--- Record list ---

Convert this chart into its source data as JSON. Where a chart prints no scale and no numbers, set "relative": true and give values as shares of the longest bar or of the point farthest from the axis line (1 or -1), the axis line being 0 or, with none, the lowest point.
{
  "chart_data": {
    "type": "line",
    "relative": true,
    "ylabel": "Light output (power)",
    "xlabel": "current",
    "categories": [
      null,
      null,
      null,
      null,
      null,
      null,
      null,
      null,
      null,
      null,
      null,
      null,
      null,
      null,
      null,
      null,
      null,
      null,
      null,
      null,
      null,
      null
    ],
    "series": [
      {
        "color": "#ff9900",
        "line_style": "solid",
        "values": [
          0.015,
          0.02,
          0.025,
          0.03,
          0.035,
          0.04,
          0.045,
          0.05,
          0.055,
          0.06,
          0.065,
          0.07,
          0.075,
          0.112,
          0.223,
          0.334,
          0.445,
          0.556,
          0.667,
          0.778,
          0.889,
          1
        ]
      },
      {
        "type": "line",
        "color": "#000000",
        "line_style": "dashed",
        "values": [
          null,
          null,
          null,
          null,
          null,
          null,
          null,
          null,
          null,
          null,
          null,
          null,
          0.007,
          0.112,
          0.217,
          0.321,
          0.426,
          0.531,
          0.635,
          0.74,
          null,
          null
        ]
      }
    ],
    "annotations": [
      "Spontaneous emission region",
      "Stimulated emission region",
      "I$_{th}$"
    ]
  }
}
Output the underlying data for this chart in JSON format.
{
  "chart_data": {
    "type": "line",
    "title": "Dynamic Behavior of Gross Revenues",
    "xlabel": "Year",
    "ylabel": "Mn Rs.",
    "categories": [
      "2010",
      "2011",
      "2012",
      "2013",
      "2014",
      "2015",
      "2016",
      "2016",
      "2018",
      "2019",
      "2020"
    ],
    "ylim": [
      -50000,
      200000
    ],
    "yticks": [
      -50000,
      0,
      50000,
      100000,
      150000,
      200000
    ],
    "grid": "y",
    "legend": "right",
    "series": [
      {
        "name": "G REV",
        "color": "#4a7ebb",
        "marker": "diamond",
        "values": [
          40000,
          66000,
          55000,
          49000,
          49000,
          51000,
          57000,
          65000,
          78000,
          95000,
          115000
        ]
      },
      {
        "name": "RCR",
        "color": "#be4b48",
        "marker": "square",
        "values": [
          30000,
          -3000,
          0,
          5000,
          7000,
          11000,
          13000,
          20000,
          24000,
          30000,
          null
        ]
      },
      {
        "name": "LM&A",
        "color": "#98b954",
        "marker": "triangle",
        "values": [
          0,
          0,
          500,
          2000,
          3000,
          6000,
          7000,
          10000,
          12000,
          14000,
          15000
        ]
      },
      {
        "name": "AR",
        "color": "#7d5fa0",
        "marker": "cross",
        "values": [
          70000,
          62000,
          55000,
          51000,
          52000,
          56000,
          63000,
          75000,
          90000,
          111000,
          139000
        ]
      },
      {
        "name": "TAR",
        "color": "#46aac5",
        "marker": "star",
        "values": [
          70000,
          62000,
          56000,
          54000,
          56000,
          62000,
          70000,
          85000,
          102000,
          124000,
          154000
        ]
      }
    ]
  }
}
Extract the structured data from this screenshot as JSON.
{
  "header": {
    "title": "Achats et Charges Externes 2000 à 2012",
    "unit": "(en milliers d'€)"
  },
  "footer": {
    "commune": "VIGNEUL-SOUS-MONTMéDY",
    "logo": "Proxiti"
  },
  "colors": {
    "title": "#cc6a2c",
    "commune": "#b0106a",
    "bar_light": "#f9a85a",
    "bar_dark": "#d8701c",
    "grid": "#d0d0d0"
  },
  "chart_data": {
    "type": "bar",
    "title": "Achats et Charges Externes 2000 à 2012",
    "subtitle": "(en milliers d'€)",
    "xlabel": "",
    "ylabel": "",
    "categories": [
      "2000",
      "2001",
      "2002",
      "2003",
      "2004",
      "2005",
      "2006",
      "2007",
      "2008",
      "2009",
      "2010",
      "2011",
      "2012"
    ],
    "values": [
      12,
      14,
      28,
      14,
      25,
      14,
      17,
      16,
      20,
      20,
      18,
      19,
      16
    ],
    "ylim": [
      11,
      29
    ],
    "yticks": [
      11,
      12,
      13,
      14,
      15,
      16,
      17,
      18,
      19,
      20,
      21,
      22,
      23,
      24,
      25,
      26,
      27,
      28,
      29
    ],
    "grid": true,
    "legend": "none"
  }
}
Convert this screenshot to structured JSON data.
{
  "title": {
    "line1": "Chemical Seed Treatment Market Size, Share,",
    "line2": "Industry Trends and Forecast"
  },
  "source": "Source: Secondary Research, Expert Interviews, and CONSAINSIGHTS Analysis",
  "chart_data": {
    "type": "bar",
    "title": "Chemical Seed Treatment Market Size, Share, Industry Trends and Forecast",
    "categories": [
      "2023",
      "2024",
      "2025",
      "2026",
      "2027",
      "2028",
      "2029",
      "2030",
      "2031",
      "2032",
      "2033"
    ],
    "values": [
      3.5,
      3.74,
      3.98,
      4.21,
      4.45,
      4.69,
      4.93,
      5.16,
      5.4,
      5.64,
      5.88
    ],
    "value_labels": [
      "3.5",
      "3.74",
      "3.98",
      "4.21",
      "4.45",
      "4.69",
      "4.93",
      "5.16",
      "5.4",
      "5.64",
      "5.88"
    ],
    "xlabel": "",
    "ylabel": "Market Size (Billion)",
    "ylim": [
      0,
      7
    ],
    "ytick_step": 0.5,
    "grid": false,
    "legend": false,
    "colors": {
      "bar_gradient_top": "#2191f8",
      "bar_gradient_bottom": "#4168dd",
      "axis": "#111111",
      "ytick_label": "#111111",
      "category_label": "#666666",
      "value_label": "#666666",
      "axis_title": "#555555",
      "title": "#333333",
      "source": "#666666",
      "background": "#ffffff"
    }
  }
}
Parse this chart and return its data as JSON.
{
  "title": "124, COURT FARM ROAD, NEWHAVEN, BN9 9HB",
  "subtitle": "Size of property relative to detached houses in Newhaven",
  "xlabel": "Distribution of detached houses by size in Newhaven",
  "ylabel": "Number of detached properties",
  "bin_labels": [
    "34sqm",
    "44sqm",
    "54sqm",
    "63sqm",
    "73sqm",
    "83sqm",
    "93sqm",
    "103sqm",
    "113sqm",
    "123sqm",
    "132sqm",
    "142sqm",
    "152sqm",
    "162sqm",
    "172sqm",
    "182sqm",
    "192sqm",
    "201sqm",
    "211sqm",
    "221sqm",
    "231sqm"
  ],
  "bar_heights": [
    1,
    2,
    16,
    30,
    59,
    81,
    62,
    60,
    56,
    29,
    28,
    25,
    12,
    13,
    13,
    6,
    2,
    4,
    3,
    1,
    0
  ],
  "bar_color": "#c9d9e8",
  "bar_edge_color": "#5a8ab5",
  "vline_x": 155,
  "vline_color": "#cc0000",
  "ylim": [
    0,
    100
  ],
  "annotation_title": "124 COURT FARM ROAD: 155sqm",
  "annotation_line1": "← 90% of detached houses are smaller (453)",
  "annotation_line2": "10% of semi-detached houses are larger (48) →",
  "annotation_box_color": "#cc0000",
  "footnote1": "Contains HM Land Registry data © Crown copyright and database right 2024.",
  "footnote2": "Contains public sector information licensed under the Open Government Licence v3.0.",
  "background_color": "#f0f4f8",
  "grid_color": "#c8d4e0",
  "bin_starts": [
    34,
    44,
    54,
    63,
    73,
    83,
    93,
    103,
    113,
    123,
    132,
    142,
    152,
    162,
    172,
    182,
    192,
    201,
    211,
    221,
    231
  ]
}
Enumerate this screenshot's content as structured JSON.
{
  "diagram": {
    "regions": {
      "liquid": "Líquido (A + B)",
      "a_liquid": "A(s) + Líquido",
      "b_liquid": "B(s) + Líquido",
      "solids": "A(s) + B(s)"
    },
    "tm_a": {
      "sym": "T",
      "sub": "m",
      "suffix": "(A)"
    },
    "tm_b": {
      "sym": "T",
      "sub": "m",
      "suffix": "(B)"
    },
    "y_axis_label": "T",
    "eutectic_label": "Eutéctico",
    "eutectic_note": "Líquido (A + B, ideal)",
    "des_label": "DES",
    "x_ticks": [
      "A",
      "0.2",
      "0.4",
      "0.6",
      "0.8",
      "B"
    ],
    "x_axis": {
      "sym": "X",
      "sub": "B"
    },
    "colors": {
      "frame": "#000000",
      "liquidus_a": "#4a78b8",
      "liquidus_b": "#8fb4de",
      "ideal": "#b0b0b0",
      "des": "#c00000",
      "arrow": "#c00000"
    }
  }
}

---

- Task instructions:
Write out the lines above, starting at the line that contains "Enumerate this screenshot's" and ending with the final line, and nothing else; copy them exactly.

- Full response:
Enumerate this screenshot's content as structured JSON.
{
  "diagram": {
    "regions": {
      "liquid": "Líquido (A + B)",
      "a_liquid": "A(s) + Líquido",
      "b_liquid": "B(s) + Líquido",
      "solids": "A(s) + B(s)"
    },
    "tm_a": {
      "sym": "T",
      "sub": "m",
      "suffix": "(A)"
    },
    "tm_b": {
      "sym": "T",
      "sub": "m",
      "suffix": "(B)"
    },
    "y_axis_label": "T",
    "eutectic_label": "Eutéctico",
    "eutectic_note": "Líquido (A + B, ideal)",
    "des_label": "DES",
    "x_ticks": [
      "A",
      "0.2",
      "0.4",
      "0.6",
      "0.8",
      "B"
    ],
    "x_axis": {
      "sym": "X",
      "sub": "B"
    },
    "colors": {
      "frame": "#000000",
      "liquidus_a": "#4a78b8",
      "liquidus_b": "#8fb4de",
      "ideal": "#b0b0b0",
      "des": "#c00000",
      "arrow": "#c00000"
    }
  }
}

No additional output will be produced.